DATA EXTRACT >>
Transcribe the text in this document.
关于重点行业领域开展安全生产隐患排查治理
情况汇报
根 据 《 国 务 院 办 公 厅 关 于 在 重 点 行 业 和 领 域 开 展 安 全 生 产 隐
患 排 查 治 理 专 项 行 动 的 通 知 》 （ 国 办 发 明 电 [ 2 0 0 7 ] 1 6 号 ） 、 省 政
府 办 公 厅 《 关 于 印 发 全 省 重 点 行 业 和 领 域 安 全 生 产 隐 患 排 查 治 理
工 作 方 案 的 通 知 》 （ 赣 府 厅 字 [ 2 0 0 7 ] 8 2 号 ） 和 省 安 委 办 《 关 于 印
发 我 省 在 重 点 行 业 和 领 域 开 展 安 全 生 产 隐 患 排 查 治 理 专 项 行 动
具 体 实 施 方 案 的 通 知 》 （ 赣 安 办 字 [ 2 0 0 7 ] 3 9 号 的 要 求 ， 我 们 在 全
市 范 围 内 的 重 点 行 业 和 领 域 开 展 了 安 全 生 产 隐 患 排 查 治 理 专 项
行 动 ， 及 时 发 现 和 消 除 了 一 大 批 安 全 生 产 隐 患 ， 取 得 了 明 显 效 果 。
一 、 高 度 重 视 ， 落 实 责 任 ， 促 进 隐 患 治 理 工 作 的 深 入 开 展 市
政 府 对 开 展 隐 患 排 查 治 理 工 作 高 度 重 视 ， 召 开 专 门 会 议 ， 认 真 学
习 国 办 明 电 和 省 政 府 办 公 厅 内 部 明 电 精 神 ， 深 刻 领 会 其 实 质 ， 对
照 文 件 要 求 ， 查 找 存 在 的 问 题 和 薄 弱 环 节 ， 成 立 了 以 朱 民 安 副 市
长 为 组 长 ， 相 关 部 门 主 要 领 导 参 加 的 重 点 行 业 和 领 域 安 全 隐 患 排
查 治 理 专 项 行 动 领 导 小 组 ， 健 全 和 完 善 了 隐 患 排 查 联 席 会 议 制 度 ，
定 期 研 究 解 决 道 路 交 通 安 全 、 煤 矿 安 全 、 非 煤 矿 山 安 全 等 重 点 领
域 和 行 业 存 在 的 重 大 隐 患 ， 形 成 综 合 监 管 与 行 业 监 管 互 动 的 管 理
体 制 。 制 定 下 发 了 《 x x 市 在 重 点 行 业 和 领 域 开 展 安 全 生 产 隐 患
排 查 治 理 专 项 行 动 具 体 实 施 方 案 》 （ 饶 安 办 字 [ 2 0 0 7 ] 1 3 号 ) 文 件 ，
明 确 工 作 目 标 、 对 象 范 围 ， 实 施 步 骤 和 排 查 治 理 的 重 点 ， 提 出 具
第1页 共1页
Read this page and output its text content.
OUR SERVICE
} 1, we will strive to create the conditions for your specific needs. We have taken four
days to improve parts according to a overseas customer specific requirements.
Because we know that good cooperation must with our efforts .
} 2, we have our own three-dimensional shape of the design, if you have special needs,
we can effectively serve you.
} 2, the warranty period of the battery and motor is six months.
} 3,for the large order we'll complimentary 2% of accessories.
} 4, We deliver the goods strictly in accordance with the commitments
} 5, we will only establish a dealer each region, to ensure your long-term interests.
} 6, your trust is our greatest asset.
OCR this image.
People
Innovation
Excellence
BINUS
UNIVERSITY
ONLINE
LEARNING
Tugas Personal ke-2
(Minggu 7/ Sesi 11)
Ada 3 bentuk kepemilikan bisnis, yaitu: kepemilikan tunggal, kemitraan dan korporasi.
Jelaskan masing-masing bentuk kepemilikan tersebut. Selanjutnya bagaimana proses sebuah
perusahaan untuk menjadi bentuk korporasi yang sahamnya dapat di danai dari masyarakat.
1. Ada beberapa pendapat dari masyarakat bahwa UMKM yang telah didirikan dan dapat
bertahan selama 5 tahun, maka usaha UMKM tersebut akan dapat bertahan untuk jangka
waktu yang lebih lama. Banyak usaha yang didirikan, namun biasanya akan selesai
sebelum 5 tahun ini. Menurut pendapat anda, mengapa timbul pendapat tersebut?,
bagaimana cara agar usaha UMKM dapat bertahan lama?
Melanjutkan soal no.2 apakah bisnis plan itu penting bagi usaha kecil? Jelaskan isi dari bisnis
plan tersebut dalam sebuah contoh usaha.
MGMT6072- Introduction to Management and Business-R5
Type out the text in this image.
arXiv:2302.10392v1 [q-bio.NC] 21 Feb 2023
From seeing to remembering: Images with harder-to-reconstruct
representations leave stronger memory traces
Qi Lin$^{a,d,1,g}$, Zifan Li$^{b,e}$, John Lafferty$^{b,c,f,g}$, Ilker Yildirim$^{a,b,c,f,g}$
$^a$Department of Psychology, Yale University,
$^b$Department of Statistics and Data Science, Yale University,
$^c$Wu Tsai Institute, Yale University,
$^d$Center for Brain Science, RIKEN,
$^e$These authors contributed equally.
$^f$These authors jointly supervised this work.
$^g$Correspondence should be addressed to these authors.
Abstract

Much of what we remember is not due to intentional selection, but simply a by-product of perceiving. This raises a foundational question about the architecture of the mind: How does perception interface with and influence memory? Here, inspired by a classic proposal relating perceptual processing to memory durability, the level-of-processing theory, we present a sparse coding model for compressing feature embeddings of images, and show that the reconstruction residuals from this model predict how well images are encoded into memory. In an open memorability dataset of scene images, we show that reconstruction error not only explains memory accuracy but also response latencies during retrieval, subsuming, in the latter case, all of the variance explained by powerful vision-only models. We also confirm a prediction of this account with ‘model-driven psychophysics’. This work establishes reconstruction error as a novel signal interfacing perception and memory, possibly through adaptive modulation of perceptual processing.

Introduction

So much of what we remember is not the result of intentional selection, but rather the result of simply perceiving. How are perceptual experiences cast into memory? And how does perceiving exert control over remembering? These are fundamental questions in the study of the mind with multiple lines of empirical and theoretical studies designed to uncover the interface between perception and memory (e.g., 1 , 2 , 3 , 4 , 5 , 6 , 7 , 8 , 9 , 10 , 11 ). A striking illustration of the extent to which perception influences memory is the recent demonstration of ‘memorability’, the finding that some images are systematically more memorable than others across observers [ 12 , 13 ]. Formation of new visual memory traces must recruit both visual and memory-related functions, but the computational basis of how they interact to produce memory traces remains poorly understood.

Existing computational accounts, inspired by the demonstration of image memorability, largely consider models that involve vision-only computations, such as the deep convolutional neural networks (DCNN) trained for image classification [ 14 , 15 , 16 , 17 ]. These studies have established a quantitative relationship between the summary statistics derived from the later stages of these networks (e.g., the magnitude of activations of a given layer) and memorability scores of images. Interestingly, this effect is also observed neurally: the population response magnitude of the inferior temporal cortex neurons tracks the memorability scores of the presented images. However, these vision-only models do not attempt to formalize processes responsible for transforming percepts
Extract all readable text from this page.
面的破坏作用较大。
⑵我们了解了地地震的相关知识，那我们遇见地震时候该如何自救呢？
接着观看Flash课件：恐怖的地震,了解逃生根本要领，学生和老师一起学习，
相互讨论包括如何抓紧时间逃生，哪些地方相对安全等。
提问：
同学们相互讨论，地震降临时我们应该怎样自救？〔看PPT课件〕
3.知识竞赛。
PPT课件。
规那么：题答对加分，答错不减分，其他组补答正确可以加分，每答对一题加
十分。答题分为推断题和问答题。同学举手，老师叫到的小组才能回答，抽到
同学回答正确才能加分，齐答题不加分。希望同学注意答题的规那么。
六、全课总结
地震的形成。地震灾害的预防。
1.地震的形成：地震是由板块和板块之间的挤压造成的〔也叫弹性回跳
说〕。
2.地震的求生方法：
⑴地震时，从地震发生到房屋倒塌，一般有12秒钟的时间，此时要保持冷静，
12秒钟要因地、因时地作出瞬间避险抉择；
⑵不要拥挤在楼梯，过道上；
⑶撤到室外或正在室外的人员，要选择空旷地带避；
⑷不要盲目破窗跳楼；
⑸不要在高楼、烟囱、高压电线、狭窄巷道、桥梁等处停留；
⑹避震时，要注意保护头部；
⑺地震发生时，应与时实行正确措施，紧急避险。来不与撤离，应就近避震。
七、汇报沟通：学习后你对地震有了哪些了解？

WHAT IS EXPECTED >>
Report each line of the material above where the word "Science" appears.

ANSWER TO THIS EXERCISE >>
$^b$Department of Statistics and Data Science, Yale University,
$^d$Center for Brain Science, RIKEN,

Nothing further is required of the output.